Transcribe all the records exactly and omit any images they hold.

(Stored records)
------------------------------
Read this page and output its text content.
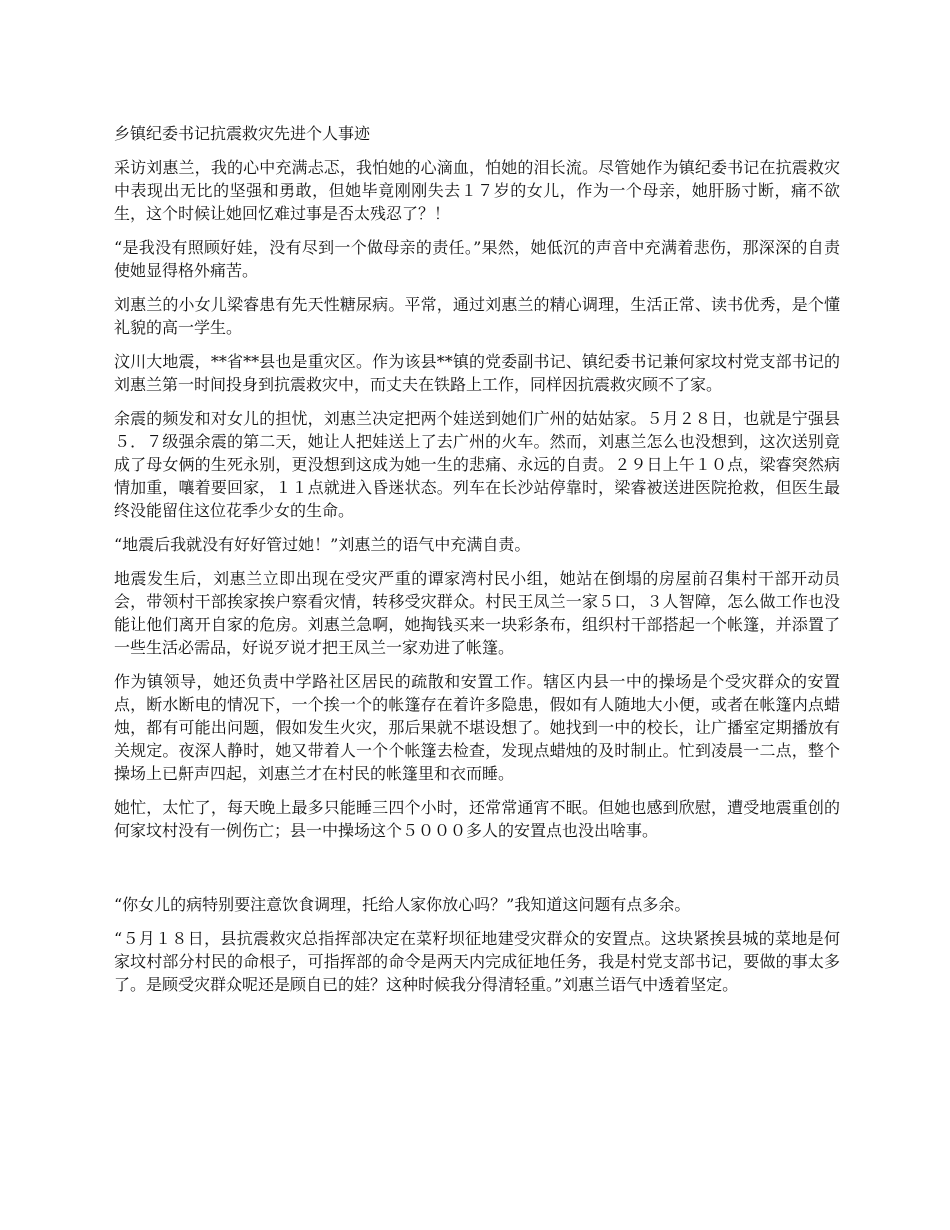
乡镇纪委书记抗震救灾先进个人事迹

采访刘惠兰，我的心中充满忐忑，我怕她的心滴血，怕她的泪长流。尽管她作为镇纪委书记在抗震救灾中表现出无比的坚强和勇敢，但她毕竟刚刚失去１７岁的女儿，作为一个母亲，她肝肠寸断，痛不欲生，这个时候让她回忆难过事是否太残忍了？！

“是我没有照顾好娃，没有尽到一个做母亲的责任。”果然，她低沉的声音中充满着悲伤，那深深的自责使她显得格外痛苦。

刘惠兰的小女儿梁睿患有先天性糖尿病。平常，通过刘惠兰的精心调理，生活正常、读书优秀，是个懂礼貌的高一学生。

汶川大地震，**省**县也是重灾区。作为该县**镇的党委副书记、镇纪委书记兼何家坟村党支部书记的刘惠兰第一时间投身到抗震救灾中，而丈夫在铁路上工作，同样因抗震救灾顾不了家。

余震的频发和对女儿的担忧，刘惠兰决定把两个娃送到她们广州的姑姑家。５月２８日，也就是宁强县５．７级强余震的第二天，她让人把娃送上了去广州的火车。然而，刘惠兰怎么也没想到，这次送别竟成了母女俩的生死永别，更没想到这成为她一生的悲痛、永远的自责。２９日上午１０点，梁睿突然病情加重，嚷着要回家，１１点就进入昏迷状态。列车在长沙站停靠时，梁睿被送进医院抢救，但医生最终没能留住这位花季少女的生命。

“地震后我就没有好好管过她！”刘惠兰的语气中充满自责。

地震发生后，刘惠兰立即出现在受灾严重的谭家湾村民小组，她站在倒塌的房屋前召集村干部开动员会，带领村干部挨家挨户察看灾情，转移受灾群众。村民王凤兰一家５口，３人智障，怎么做工作也没能让他们离开自家的危房。刘惠兰急啊，她掏钱买来一块彩条布，组织村干部搭起一个帐篷，并添置了一些生活必需品，好说歹说才把王凤兰一家劝进了帐篷。

作为镇领导，她还负责中学路社区居民的疏散和安置工作。辖区内县一中的操场是个受灾群众的安置点，断水断电的情况下，一个挨一个的帐篷存在着许多隐患，假如有人随地大小便，或者在帐篷内点蜡烛，都有可能出问题，假如发生火灾，那后果就不堪设想了。她找到一中的校长，让广播室定期播放有关规定。夜深人静时，她又带着人一个个帐篷去检查，发现点蜡烛的及时制止。忙到凌晨一二点，整个操场上已鼾声四起，刘惠兰才在村民的帐篷里和衣而睡。

她忙，太忙了，每天晚上最多只能睡三四个小时，还常常通宵不眠。但她也感到欣慰，遭受地震重创的何家坟村没有一例伤亡；县一中操场这个５０００多人的安置点也没出啥事。

“你女儿的病特别要注意饮食调理，托给人家你放心吗？”我知道这问题有点多余。

“５月１８日，县抗震救灾总指挥部决定在菜籽坝征地建受灾群众的安置点。这块紧挨县城的菜地是何家坟村部分村民的命根子，可指挥部的命令是两天内完成征地任务，我是村党支部书记，要做的事太多了。是顾受灾群众呢还是顾自已的娃？这种时候我分得清轻重。”刘惠兰语气中透着坚定。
------------------------------
-- TASK RESPONSE --
Read this page and output its text content.
乡镇纪委书记抗震救灾先进个人事迹

采访刘惠兰，我的心中充满忐忑，我怕她的心滴血，怕她的泪长流。尽管她作为镇纪委书记在抗震救灾中表现出无比的坚强和勇敢，但她毕竟刚刚失去１７岁的女儿，作为一个母亲，她肝肠寸断，痛不欲生，这个时候让她回忆难过事是否太残忍了？！

“是我没有照顾好娃，没有尽到一个做母亲的责任。”果然，她低沉的声音中充满着悲伤，那深深的自责使她显得格外痛苦。

刘惠兰的小女儿梁睿患有先天性糖尿病。平常，通过刘惠兰的精心调理，生活正常、读书优秀，是个懂礼貌的高一学生。

汶川大地震，**省**县也是重灾区。作为该县**镇的党委副书记、镇纪委书记兼何家坟村党支部书记的刘惠兰第一时间投身到抗震救灾中，而丈夫在铁路上工作，同样因抗震救灾顾不了家。

余震的频发和对女儿的担忧，刘惠兰决定把两个娃送到她们广州的姑姑家。５月２８日，也就是宁强县５．７级强余震的第二天，她让人把娃送上了去广州的火车。然而，刘惠兰怎么也没想到，这次送别竟成了母女俩的生死永别，更没想到这成为她一生的悲痛、永远的自责。２９日上午１０点，梁睿突然病情加重，嚷着要回家，１１点就进入昏迷状态。列车在长沙站停靠时，梁睿被送进医院抢救，但医生最终没能留住这位花季少女的生命。

“地震后我就没有好好管过她！”刘惠兰的语气中充满自责。

地震发生后，刘惠兰立即出现在受灾严重的谭家湾村民小组，她站在倒塌的房屋前召集村干部开动员会，带领村干部挨家挨户察看灾情，转移受灾群众。村民王凤兰一家５口，３人智障，怎么做工作也没能让他们离开自家的危房。刘惠兰急啊，她掏钱买来一块彩条布，组织村干部搭起一个帐篷，并添置了一些生活必需品，好说歹说才把王凤兰一家劝进了帐篷。

作为镇领导，她还负责中学路社区居民的疏散和安置工作。辖区内县一中的操场是个受灾群众的安置点，断水断电的情况下，一个挨一个的帐篷存在着许多隐患，假如有人随地大小便，或者在帐篷内点蜡烛，都有可能出问题，假如发生火灾，那后果就不堪设想了。她找到一中的校长，让广播室定期播放有关规定。夜深人静时，她又带着人一个个帐篷去检查，发现点蜡烛的及时制止。忙到凌晨一二点，整个操场上已鼾声四起，刘惠兰才在村民的帐篷里和衣而睡。

她忙，太忙了，每天晚上最多只能睡三四个小时，还常常通宵不眠。但她也感到欣慰，遭受地震重创的何家坟村没有一例伤亡；县一中操场这个５０００多人的安置点也没出啥事。

“你女儿的病特别要注意饮食调理，托给人家你放心吗？”我知道这问题有点多余。

“５月１８日，县抗震救灾总指挥部决定在菜籽坝征地建受灾群众的安置点。这块紧挨县城的菜地是何家坟村部分村民的命根子，可指挥部的命令是两天内完成征地任务，我是村党支部书记，要做的事太多了。是顾受灾群众呢还是顾自已的娃？这种时候我分得清轻重。”刘惠兰语气中透着坚定。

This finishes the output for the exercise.